## [Exercise requirements]
All of the records below need to be copied exactly.

## [Data provided]
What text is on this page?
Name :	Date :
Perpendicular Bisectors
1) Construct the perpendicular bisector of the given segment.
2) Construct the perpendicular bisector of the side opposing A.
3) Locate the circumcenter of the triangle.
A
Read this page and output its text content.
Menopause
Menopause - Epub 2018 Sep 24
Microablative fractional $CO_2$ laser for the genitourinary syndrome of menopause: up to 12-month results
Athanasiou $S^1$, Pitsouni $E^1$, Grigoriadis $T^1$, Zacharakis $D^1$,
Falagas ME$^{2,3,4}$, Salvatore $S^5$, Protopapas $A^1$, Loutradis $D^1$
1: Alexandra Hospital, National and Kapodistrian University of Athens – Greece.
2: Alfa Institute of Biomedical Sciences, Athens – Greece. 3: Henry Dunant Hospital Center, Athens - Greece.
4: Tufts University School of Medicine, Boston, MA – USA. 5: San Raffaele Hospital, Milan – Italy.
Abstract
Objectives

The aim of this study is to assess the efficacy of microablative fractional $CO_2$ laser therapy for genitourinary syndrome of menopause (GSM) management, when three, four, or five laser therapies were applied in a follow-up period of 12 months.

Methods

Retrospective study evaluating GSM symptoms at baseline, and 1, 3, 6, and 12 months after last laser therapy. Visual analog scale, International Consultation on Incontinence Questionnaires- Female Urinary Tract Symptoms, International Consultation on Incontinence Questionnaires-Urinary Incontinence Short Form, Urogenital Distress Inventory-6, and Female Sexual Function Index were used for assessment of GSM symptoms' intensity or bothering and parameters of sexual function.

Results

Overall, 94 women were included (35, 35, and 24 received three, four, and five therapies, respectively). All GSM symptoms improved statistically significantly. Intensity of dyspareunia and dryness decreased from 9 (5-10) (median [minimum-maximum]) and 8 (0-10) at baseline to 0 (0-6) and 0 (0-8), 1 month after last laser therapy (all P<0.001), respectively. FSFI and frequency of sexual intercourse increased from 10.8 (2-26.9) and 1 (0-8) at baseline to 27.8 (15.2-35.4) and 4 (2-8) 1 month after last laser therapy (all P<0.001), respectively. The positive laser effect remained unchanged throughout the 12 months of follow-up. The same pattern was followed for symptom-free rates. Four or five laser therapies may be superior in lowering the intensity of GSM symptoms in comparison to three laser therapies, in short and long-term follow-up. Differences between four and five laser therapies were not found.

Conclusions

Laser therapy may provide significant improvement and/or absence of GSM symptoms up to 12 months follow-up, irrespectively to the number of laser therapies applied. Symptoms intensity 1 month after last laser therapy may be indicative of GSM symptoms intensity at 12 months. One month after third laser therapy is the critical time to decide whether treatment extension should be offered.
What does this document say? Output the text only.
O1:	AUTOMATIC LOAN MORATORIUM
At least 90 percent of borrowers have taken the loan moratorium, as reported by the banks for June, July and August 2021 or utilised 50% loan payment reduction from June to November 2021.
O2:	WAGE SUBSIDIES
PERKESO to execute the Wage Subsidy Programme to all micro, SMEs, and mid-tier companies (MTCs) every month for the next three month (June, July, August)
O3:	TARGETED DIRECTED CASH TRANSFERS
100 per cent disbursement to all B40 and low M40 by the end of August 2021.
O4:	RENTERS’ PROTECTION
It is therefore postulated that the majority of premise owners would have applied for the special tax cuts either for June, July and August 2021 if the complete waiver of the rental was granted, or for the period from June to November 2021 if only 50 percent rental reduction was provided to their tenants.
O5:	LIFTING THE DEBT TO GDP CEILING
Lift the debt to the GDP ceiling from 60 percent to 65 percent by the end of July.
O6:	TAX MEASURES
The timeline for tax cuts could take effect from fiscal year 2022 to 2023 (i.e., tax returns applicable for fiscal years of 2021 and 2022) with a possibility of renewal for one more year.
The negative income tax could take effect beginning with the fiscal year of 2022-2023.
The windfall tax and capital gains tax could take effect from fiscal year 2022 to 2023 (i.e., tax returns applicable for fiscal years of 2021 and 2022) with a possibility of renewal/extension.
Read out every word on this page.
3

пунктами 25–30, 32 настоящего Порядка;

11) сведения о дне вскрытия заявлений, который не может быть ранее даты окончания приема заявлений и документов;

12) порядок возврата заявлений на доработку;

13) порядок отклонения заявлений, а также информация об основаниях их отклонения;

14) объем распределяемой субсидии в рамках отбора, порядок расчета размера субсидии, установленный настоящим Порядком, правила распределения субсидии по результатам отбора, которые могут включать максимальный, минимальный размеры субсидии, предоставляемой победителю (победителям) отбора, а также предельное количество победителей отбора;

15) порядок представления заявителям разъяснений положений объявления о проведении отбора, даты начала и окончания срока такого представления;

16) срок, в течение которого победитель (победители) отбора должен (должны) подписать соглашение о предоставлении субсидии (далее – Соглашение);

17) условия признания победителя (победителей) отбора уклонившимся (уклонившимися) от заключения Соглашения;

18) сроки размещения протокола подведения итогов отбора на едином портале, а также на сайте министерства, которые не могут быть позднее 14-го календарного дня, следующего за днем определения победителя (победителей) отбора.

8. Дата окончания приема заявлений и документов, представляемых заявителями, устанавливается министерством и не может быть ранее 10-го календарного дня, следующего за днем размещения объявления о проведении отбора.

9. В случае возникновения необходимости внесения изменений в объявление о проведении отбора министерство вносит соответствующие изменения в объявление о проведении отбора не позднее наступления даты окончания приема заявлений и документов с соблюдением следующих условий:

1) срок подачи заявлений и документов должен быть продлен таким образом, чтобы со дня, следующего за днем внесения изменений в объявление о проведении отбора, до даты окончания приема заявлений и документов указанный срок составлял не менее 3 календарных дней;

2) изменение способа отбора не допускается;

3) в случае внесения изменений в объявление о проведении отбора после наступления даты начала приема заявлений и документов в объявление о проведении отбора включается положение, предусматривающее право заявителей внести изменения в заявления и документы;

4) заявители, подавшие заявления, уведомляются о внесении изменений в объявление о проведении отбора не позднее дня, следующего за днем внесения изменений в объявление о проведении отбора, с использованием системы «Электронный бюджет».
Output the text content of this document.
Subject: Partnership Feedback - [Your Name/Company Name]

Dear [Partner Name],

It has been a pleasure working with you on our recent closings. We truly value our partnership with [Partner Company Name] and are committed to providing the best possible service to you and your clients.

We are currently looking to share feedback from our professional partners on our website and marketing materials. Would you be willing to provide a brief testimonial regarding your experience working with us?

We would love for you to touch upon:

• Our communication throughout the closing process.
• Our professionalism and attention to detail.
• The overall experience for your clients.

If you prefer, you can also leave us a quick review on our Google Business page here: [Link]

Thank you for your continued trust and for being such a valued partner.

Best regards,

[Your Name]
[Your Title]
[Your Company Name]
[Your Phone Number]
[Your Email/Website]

## [Full solution]
What text is on this page?
Name :	Date :
Perpendicular Bisectors
1) Construct the perpendicular bisector of the given segment.
2) Construct the perpendicular bisector of the side opposing A.
3) Locate the circumcenter of the triangle.
A
Read this page and output its text content.
Menopause
Menopause - Epub 2018 Sep 24
Microablative fractional $CO_2$ laser for the genitourinary syndrome of menopause: up to 12-month results
Athanasiou $S^1$, Pitsouni $E^1$, Grigoriadis $T^1$, Zacharakis $D^1$,
Falagas ME$^{2,3,4}$, Salvatore $S^5$, Protopapas $A^1$, Loutradis $D^1$
1: Alexandra Hospital, National and Kapodistrian University of Athens – Greece.
2: Alfa Institute of Biomedical Sciences, Athens – Greece. 3: Henry Dunant Hospital Center, Athens - Greece.
4: Tufts University School of Medicine, Boston, MA – USA. 5: San Raffaele Hospital, Milan – Italy.
Abstract
Objectives

The aim of this study is to assess the efficacy of microablative fractional $CO_2$ laser therapy for genitourinary syndrome of menopause (GSM) management, when three, four, or five laser therapies were applied in a follow-up period of 12 months.

Methods

Retrospective study evaluating GSM symptoms at baseline, and 1, 3, 6, and 12 months after last laser therapy. Visual analog scale, International Consultation on Incontinence Questionnaires- Female Urinary Tract Symptoms, International Consultation on Incontinence Questionnaires-Urinary Incontinence Short Form, Urogenital Distress Inventory-6, and Female Sexual Function Index were used for assessment of GSM symptoms' intensity or bothering and parameters of sexual function.

Results

Overall, 94 women were included (35, 35, and 24 received three, four, and five therapies, respectively). All GSM symptoms improved statistically significantly. Intensity of dyspareunia and dryness decreased from 9 (5-10) (median [minimum-maximum]) and 8 (0-10) at baseline to 0 (0-6) and 0 (0-8), 1 month after last laser therapy (all P<0.001), respectively. FSFI and frequency of sexual intercourse increased from 10.8 (2-26.9) and 1 (0-8) at baseline to 27.8 (15.2-35.4) and 4 (2-8) 1 month after last laser therapy (all P<0.001), respectively. The positive laser effect remained unchanged throughout the 12 months of follow-up. The same pattern was followed for symptom-free rates. Four or five laser therapies may be superior in lowering the intensity of GSM symptoms in comparison to three laser therapies, in short and long-term follow-up. Differences between four and five laser therapies were not found.

Conclusions

Laser therapy may provide significant improvement and/or absence of GSM symptoms up to 12 months follow-up, irrespectively to the number of laser therapies applied. Symptoms intensity 1 month after last laser therapy may be indicative of GSM symptoms intensity at 12 months. One month after third laser therapy is the critical time to decide whether treatment extension should be offered.
What does this document say? Output the text only.
O1:	AUTOMATIC LOAN MORATORIUM
At least 90 percent of borrowers have taken the loan moratorium, as reported by the banks for June, July and August 2021 or utilised 50% loan payment reduction from June to November 2021.
O2:	WAGE SUBSIDIES
PERKESO to execute the Wage Subsidy Programme to all micro, SMEs, and mid-tier companies (MTCs) every month for the next three month (June, July, August)
O3:	TARGETED DIRECTED CASH TRANSFERS
100 per cent disbursement to all B40 and low M40 by the end of August 2021.
O4:	RENTERS’ PROTECTION
It is therefore postulated that the majority of premise owners would have applied for the special tax cuts either for June, July and August 2021 if the complete waiver of the rental was granted, or for the period from June to November 2021 if only 50 percent rental reduction was provided to their tenants.
O5:	LIFTING THE DEBT TO GDP CEILING
Lift the debt to the GDP ceiling from 60 percent to 65 percent by the end of July.
O6:	TAX MEASURES
The timeline for tax cuts could take effect from fiscal year 2022 to 2023 (i.e., tax returns applicable for fiscal years of 2021 and 2022) with a possibility of renewal for one more year.
The negative income tax could take effect beginning with the fiscal year of 2022-2023.
The windfall tax and capital gains tax could take effect from fiscal year 2022 to 2023 (i.e., tax returns applicable for fiscal years of 2021 and 2022) with a possibility of renewal/extension.
Read out every word on this page.
3

пунктами 25–30, 32 настоящего Порядка;

11) сведения о дне вскрытия заявлений, который не может быть ранее даты окончания приема заявлений и документов;

12) порядок возврата заявлений на доработку;

13) порядок отклонения заявлений, а также информация об основаниях их отклонения;

14) объем распределяемой субсидии в рамках отбора, порядок расчета размера субсидии, установленный настоящим Порядком, правила распределения субсидии по результатам отбора, которые могут включать максимальный, минимальный размеры субсидии, предоставляемой победителю (победителям) отбора, а также предельное количество победителей отбора;

15) порядок представления заявителям разъяснений положений объявления о проведении отбора, даты начала и окончания срока такого представления;

16) срок, в течение которого победитель (победители) отбора должен (должны) подписать соглашение о предоставлении субсидии (далее – Соглашение);

17) условия признания победителя (победителей) отбора уклонившимся (уклонившимися) от заключения Соглашения;

18) сроки размещения протокола подведения итогов отбора на едином портале, а также на сайте министерства, которые не могут быть позднее 14-го календарного дня, следующего за днем определения победителя (победителей) отбора.

8. Дата окончания приема заявлений и документов, представляемых заявителями, устанавливается министерством и не может быть ранее 10-го календарного дня, следующего за днем размещения объявления о проведении отбора.

9. В случае возникновения необходимости внесения изменений в объявление о проведении отбора министерство вносит соответствующие изменения в объявление о проведении отбора не позднее наступления даты окончания приема заявлений и документов с соблюдением следующих условий:

1) срок подачи заявлений и документов должен быть продлен таким образом, чтобы со дня, следующего за днем внесения изменений в объявление о проведении отбора, до даты окончания приема заявлений и документов указанный срок составлял не менее 3 календарных дней;

2) изменение способа отбора не допускается;

3) в случае внесения изменений в объявление о проведении отбора после наступления даты начала приема заявлений и документов в объявление о проведении отбора включается положение, предусматривающее право заявителей внести изменения в заявления и документы;

4) заявители, подавшие заявления, уведомляются о внесении изменений в объявление о проведении отбора не позднее дня, следующего за днем внесения изменений в объявление о проведении отбора, с использованием системы «Электронный бюджет».
Output the text content of this document.
Subject: Partnership Feedback - [Your Name/Company Name]

Dear [Partner Name],

It has been a pleasure working with you on our recent closings. We truly value our partnership with [Partner Company Name] and are committed to providing the best possible service to you and your clients.

We are currently looking to share feedback from our professional partners on our website and marketing materials. Would you be willing to provide a brief testimonial regarding your experience working with us?

We would love for you to touch upon:

• Our communication throughout the closing process.
• Our professionalism and attention to detail.
• The overall experience for your clients.

If you prefer, you can also leave us a quick review on our Google Business page here: [Link]

Thank you for your continued trust and for being such a valued partner.

Best regards,

[Your Name]
[Your Title]
[Your Company Name]
[Your Phone Number]
[Your Email/Website]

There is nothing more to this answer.